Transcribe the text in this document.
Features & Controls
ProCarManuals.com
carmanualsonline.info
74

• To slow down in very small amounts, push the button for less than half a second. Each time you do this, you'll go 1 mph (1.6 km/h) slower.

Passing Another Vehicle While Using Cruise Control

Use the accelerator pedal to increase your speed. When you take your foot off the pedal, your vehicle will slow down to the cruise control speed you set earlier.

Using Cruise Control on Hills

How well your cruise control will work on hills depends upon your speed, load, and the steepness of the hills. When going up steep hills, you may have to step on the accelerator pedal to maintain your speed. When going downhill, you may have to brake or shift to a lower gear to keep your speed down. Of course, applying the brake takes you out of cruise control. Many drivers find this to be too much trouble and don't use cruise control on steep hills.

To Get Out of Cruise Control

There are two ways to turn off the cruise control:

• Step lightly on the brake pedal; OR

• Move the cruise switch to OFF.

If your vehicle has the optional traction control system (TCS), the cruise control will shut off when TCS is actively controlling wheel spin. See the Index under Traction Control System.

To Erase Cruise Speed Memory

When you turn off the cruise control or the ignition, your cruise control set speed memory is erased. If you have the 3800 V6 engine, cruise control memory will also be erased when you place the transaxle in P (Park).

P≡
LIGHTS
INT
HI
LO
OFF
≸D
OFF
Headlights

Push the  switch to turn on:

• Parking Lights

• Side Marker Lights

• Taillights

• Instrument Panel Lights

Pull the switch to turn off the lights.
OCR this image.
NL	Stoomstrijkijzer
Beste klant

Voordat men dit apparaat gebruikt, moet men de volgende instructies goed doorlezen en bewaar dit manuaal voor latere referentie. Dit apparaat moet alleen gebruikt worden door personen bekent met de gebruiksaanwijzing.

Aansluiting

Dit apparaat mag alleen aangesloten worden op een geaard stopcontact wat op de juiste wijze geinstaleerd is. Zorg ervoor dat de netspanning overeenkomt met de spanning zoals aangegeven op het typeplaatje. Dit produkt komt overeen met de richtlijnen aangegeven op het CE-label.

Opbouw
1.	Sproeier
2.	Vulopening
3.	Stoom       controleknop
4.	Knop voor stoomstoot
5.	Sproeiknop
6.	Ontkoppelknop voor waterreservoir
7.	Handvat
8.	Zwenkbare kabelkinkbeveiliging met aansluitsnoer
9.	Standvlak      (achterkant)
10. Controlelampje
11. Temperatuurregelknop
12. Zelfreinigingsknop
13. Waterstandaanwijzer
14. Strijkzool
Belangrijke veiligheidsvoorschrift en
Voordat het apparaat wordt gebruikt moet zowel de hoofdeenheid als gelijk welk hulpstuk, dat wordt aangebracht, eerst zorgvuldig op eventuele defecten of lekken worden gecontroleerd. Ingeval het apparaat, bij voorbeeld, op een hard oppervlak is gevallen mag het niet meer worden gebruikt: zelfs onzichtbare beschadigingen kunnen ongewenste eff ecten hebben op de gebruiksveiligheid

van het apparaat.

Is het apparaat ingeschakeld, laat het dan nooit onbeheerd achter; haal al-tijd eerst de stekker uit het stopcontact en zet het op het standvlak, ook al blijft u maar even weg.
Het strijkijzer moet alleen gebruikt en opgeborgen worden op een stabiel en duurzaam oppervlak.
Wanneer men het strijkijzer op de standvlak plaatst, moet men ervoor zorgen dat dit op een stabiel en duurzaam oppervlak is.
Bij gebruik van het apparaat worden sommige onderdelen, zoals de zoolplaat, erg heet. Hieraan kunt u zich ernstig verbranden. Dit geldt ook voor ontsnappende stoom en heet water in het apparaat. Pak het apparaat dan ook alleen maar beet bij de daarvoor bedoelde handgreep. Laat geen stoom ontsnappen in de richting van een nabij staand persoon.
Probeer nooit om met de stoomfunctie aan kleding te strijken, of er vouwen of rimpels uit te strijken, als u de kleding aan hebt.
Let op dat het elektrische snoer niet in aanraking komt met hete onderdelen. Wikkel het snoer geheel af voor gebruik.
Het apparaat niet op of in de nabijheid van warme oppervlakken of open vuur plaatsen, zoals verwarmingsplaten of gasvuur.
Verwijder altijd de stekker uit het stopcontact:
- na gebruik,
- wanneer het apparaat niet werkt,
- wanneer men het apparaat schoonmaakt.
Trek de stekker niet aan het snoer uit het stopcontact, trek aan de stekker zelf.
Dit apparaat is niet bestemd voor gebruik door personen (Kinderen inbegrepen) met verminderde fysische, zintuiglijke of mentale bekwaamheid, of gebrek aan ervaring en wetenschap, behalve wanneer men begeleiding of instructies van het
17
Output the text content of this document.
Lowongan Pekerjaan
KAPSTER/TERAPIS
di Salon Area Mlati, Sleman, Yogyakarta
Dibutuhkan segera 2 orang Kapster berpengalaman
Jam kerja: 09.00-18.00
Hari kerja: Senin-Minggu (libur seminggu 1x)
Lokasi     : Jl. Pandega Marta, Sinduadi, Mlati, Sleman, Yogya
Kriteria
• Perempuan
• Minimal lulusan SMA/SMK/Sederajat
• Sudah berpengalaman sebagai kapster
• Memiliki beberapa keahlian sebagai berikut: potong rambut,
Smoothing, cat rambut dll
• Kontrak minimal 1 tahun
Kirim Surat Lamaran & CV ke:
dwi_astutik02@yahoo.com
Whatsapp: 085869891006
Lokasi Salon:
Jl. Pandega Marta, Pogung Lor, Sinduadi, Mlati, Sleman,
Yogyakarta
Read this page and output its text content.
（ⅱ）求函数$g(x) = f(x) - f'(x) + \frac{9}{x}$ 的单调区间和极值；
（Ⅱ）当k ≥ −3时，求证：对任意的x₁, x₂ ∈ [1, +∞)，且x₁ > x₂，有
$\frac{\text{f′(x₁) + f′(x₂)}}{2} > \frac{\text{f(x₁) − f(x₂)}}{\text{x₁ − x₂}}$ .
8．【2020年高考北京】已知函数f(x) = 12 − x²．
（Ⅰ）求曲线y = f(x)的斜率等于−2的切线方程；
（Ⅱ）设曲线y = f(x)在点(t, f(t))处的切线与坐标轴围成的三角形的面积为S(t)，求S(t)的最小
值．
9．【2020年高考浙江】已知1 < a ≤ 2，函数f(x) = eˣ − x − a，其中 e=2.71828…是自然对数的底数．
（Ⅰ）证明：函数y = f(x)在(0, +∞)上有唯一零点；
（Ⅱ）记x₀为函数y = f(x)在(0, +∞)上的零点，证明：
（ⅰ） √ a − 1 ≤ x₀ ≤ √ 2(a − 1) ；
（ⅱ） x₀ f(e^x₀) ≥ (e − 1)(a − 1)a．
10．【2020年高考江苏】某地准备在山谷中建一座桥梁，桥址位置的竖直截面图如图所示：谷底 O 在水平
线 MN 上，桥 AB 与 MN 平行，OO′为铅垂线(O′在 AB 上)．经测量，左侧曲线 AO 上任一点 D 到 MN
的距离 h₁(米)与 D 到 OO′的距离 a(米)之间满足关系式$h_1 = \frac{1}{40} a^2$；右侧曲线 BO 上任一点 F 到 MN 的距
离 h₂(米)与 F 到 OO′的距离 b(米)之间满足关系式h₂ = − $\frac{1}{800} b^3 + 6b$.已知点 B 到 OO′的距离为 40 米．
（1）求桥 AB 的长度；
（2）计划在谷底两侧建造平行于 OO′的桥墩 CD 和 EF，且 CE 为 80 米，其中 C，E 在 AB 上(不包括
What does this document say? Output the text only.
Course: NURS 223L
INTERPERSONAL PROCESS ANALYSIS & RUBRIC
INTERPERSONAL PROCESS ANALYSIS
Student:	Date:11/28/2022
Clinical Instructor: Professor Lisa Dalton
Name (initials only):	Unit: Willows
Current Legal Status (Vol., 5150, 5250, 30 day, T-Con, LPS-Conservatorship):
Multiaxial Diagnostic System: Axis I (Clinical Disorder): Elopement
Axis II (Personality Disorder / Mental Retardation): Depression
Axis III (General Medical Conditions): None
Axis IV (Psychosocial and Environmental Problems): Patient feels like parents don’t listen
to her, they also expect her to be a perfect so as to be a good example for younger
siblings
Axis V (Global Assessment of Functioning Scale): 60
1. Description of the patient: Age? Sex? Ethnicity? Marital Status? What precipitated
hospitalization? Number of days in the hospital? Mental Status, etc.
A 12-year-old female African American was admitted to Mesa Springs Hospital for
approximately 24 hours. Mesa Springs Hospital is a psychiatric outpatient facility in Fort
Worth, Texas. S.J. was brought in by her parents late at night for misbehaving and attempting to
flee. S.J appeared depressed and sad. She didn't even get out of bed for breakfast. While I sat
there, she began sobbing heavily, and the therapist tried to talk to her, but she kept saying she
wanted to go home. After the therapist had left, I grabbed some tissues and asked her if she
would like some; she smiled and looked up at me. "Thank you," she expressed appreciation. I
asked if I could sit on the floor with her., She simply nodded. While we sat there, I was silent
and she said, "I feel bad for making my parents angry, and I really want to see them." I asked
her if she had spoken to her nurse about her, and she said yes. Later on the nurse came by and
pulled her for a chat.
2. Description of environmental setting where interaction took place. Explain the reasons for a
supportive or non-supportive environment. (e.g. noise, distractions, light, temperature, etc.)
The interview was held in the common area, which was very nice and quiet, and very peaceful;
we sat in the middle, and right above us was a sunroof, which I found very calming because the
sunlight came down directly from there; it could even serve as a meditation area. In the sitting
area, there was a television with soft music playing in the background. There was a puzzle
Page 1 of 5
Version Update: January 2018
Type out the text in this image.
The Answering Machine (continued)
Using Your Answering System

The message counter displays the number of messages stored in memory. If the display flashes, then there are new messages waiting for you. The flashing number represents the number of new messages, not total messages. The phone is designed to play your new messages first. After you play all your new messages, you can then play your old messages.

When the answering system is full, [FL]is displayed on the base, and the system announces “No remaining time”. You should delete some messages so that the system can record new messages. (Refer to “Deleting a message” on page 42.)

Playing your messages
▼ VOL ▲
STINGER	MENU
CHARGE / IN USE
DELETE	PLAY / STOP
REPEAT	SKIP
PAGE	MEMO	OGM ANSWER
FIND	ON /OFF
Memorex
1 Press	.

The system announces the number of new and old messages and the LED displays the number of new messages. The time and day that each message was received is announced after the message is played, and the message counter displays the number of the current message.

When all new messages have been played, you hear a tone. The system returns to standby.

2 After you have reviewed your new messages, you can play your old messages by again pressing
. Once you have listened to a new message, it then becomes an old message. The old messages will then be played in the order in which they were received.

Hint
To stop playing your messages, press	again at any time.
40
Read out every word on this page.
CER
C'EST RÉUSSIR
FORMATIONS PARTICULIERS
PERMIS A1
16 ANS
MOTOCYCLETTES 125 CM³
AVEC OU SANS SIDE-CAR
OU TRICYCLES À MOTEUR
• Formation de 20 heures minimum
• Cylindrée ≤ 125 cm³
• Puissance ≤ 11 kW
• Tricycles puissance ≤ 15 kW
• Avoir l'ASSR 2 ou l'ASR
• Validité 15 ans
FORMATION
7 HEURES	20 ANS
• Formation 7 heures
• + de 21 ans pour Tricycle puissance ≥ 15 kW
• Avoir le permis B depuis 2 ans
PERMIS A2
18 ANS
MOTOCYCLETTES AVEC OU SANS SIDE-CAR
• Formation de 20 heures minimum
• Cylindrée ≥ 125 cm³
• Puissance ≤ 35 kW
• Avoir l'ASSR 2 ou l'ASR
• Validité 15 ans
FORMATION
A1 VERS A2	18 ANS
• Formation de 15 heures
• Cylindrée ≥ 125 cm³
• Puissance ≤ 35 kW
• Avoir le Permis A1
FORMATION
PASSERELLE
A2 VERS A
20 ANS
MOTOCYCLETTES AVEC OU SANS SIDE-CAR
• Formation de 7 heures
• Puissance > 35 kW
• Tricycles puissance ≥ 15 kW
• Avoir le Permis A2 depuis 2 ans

§ **TASK TO CARRY OUT**:
Gather every line from the listing above in which "duurzaam" appears, and copy those lines.

§ **ANSWER BELOW**:
Het strijkijzer moet alleen gebruikt en opgeborgen worden op een stabiel en duurzaam oppervlak.
Wanneer men het strijkijzer op de standvlak plaatst, moet men ervoor zorgen dat dit op een stabiel en duurzaam oppervlak is.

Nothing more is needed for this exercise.